Search the material below for the string "General" and extract each line that has it.

───

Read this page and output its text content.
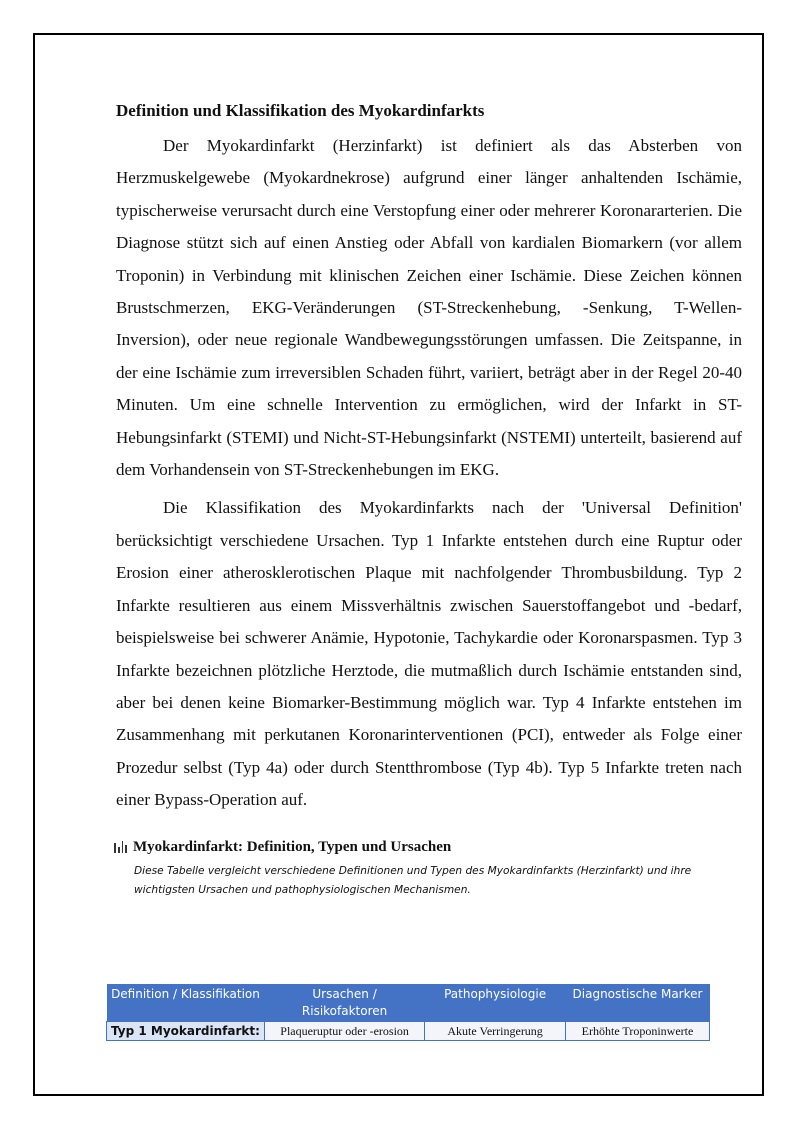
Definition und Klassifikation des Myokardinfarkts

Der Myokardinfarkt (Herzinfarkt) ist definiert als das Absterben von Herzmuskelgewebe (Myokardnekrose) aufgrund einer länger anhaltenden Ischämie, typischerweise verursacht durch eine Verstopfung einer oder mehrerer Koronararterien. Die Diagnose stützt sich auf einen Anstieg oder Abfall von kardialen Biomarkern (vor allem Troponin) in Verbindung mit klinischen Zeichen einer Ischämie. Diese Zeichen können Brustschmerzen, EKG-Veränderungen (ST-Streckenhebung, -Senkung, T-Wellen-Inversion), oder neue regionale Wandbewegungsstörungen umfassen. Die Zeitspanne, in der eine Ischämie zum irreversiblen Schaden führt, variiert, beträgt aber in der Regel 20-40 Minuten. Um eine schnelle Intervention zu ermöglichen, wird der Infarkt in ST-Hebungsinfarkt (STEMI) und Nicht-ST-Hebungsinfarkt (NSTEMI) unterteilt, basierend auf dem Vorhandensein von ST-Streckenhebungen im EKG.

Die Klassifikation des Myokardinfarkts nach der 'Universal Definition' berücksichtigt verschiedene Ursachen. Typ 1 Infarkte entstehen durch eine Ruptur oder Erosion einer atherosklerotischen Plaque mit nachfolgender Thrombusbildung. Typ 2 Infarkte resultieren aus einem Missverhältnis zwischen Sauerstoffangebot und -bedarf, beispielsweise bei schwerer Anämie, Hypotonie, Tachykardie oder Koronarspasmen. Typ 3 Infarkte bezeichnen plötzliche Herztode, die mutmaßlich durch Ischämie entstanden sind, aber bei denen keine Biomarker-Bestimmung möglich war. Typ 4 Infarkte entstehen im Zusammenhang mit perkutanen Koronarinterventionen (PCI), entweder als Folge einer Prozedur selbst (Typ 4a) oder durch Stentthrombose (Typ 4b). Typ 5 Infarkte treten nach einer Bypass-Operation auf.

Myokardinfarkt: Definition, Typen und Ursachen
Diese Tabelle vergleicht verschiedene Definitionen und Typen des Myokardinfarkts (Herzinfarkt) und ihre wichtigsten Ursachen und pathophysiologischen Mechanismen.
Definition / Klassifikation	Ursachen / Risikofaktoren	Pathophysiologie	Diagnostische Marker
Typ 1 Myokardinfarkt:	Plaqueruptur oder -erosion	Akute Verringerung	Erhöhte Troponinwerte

───

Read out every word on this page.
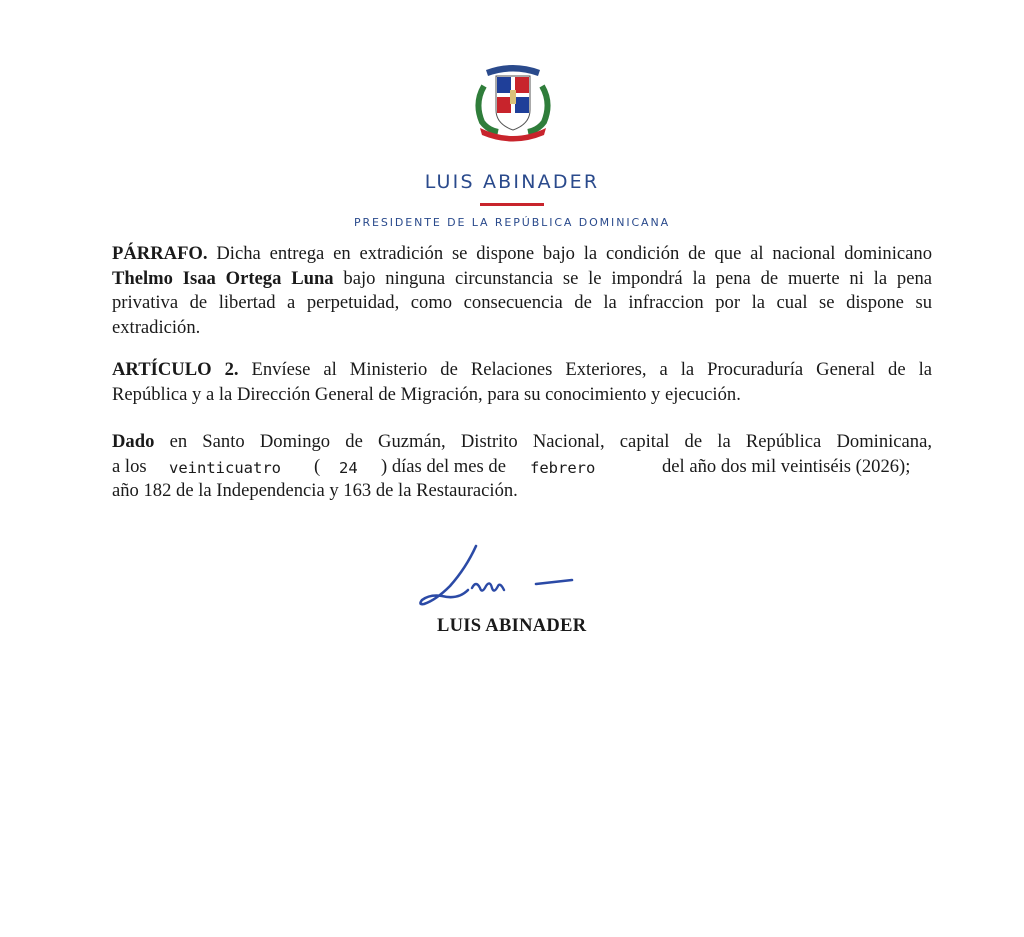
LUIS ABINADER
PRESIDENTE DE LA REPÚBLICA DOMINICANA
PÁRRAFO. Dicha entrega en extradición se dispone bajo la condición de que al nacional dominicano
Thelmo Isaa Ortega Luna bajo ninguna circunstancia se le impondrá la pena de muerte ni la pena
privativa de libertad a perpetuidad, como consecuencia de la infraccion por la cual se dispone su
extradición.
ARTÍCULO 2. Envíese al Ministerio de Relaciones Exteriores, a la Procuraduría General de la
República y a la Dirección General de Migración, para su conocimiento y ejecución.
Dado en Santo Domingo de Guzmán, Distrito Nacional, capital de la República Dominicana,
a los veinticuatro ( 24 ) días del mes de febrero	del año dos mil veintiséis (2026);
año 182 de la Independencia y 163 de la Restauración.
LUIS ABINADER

───

(CORRECT OUTPUT):
ARTÍCULO 2. Envíese al Ministerio de Relaciones Exteriores, a la Procuraduría General de la
República y a la Dirección General de Migración, para su conocimiento y ejecución.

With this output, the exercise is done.